> [Work item]: Within the listing below, locate all lines containing the word "power". Copy each one.

++++++++++++++++++++

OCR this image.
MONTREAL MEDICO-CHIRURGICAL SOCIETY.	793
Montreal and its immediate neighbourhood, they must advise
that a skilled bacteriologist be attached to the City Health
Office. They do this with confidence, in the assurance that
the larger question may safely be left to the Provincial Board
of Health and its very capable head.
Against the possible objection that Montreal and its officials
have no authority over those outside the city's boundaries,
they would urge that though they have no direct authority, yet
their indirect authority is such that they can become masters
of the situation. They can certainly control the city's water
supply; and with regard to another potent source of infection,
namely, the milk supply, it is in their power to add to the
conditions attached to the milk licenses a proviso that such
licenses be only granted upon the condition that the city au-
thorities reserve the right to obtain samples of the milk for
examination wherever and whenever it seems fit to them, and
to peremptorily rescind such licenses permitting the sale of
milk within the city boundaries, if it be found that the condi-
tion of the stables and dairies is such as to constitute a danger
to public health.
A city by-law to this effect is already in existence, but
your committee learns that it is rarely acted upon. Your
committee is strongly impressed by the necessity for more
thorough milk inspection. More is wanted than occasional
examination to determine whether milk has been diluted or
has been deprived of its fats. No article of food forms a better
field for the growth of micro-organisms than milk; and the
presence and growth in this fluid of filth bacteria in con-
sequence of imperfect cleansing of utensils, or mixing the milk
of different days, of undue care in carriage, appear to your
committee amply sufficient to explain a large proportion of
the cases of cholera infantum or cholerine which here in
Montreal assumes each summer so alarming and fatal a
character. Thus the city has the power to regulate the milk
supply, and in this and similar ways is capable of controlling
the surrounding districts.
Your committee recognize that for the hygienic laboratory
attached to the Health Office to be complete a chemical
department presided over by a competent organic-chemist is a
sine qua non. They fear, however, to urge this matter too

++++++++++++++++++++

> [Written solution]:
namely, the milk supply, it is in their power to add to the
character. Thus the city has the power to regulate the milk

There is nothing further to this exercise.